This is one of those novels where the guilty party is made clear almost at the start of the book and therefore the interest is seeing how the obvious wrong may or may not be righted. I don’t think I give anything away when I say that this is no fairy story and the central characters are flawed by intensely real characters about whose posthumous and living reputations the reader is made to care.

I remember a novel where one of its futuristic details was that the “problem” of Africa had been attempted to be solved by the wholesale nuking of the continent; “The Constant Gardener” does not add to one’s optimism for the future of the continent, and it seems to encourage the depression and all pervading sense of failure that comes with a survey of corruption, war, misery, starvation, political disaster, civil war, exploitation, nepotism – and any other kind of abuse that makes up the present complexion of this disastrous continent.

And yet the individual striving for justice and right is always (however self deluding it might be) uplifting. For a while, until reality forces itself back into the picture!

Well worth reading – and a major motion picture if I am not mistaken. And if I am then it should be.

My lust for electronic, portable and sophisticated has been satisfied by my purchase, at absurd and completely unjustifiable cost, of a new mobile phone.

It is not an i-phone. I have spurned such obvious pabulum for dedicated gadget freaks and gone for the more elevated option of a Samsung Galaxy S. If nothing else the screen is bigger than its all conquering rival and I know (because I have watched incomprehensible videos on YouTube) that is also has other “things” that the unmentionable does not.

For me the USP is the way of inputting text.

My last phone had an on-screen keyboard, but my spatulate fingers only approximated to the relevant keys and I often ended up with the unintended gobbledygook of frustrated miniaturized technology rather than the usual gibberish of unedited flow of consciousness typing!

My present phone uses a truly disturbing form of input where a lazy drawl of a finger approximating to a selection of the keys necessary to form the word, produces, you’ve guessed it, the word!

In as disturbing a display of prescience as I have seen outside those little electronic balls which ask you to think of an object and then in a series of questions to which you only answer yes or no, works out what you have in your mind, the keyboard finger slur does actually get the word more often than not!

This phone (like “The Other”) lives or dies by its use of “applications” which are as bread and mother’s milk to your average teenager but as terra incognito to me.

There is a button, usefully marked as “applications” which, when pressed, reveals screenfulls of gaudily coloured and artfully designed masterpieces of the world of the logo which invite me to delve ever deeper into the electronic universe inhabited by the young.

SOURCE DATA —

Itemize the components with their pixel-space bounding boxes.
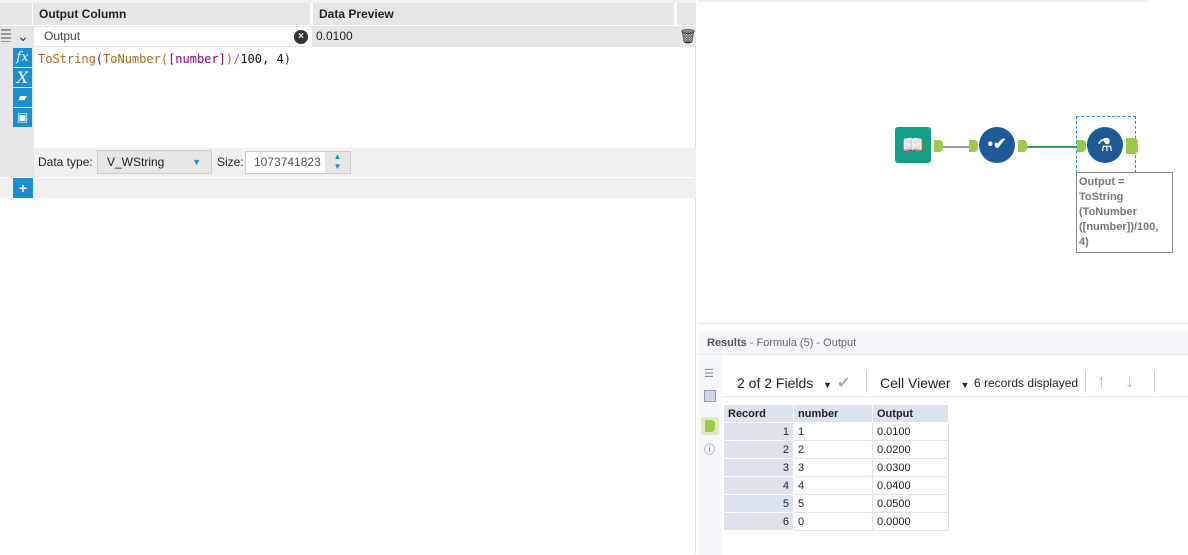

ACTIONS TO TAKE —
(a) From the blog post, copy out the passage between "It is not an" and "of consciousness typing!", inclusive.
(b) Answer these questions from the blog post:
(i) What is the title of the novel under discussion?
(ii) What phone did the writer buy?
(iii) What does the writer name as the phone's USP?

ANSWERS TO EACH TASK —
(a)
It is not an i-phone. I have spurned such obvious pabulum for dedicated gadget freaks and gone for the more elevated option of a Samsung Galaxy S. If nothing else the screen is bigger than its all conquering rival and I know (because I have watched incomprehensible videos on YouTube) that is also has other “things” that the unmentionable does not.

For me the USP is the way of inputting text.

My last phone had an on-screen keyboard, but my spatulate fingers only approximated to the relevant keys and I often ended up with the unintended gobbledygook of frustrated miniaturized technology rather than the usual gibberish of unedited flow of consciousness typing!

(b)
(i) "The Constant Gardener"
(ii) A Samsung Galaxy S
(iii) The way of inputting text